EXERCISE MATERIAL
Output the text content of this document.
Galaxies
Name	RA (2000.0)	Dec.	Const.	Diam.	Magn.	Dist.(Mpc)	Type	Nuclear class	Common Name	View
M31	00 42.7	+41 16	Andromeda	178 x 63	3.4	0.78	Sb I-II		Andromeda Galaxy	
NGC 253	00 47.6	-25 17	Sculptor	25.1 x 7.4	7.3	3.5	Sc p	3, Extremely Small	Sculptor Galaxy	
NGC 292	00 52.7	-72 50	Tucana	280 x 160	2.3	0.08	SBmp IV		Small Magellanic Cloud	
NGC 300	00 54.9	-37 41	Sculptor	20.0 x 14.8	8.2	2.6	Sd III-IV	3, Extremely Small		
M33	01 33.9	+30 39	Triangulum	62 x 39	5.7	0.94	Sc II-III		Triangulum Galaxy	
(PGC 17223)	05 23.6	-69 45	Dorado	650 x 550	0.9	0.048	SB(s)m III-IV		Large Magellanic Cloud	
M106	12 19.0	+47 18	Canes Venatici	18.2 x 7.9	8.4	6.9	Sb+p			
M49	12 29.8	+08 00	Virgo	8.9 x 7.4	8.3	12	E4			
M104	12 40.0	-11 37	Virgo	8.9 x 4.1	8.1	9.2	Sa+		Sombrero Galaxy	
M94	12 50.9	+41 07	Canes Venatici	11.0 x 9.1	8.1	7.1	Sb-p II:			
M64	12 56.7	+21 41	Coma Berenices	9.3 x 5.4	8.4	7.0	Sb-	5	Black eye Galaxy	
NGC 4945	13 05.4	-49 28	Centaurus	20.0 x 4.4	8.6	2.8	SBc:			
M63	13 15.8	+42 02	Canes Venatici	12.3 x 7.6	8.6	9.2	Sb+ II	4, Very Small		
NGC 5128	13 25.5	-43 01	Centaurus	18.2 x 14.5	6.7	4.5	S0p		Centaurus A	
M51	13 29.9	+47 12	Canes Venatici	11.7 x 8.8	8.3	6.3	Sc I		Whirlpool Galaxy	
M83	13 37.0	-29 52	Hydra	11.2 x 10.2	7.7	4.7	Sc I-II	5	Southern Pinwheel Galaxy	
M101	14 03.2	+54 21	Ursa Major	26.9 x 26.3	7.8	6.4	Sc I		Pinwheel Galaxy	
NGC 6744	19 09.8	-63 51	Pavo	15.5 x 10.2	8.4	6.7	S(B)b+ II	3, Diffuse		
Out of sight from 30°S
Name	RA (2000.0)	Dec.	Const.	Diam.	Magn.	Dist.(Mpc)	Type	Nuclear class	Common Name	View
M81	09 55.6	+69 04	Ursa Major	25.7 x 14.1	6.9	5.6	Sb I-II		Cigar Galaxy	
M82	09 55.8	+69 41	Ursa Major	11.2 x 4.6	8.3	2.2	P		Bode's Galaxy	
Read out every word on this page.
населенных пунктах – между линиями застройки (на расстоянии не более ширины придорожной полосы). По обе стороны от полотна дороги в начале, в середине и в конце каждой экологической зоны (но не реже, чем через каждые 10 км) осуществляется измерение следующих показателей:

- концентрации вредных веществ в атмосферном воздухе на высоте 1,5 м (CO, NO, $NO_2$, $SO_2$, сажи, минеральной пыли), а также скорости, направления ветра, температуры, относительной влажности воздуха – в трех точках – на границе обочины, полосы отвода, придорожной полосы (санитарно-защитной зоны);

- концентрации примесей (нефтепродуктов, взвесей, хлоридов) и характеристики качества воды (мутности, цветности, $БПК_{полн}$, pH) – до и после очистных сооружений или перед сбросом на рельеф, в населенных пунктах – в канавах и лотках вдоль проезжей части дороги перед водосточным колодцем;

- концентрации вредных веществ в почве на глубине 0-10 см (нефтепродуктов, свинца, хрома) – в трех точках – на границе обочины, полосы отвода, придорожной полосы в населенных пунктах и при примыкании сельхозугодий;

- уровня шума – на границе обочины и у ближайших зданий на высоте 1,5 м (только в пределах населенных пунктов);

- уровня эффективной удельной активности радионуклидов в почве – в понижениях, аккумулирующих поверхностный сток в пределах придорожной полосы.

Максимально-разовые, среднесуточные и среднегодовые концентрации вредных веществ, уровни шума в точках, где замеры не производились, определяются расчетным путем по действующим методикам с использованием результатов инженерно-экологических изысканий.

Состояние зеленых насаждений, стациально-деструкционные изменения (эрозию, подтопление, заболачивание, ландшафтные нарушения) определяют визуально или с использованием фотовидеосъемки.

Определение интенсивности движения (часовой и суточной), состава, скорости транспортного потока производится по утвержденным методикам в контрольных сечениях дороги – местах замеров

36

TASK GOAL
From the entries above, copy each line holding "дороги".

RESULT FOR THIS EXERCISE
населенных пунктах – между линиями застройки (на расстоянии не более ширины придорожной полосы). По обе стороны от полотна дороги в начале, в середине и в конце каждой экологической зоны (но не реже, чем через каждые 10 км) осуществляется измерение следующих показателей:
- концентрации примесей (нефтепродуктов, взвесей, хлоридов) и характеристики качества воды (мутности, цветности, $БПК_{полн}$, pH) – до и после очистных сооружений или перед сбросом на рельеф, в населенных пунктах – в канавах и лотках вдоль проезжей части дороги перед водосточным колодцем;
Определение интенсивности движения (часовой и суточной), состава, скорости транспортного потока производится по утвержденным методикам в контрольных сечениях дороги – местах замеров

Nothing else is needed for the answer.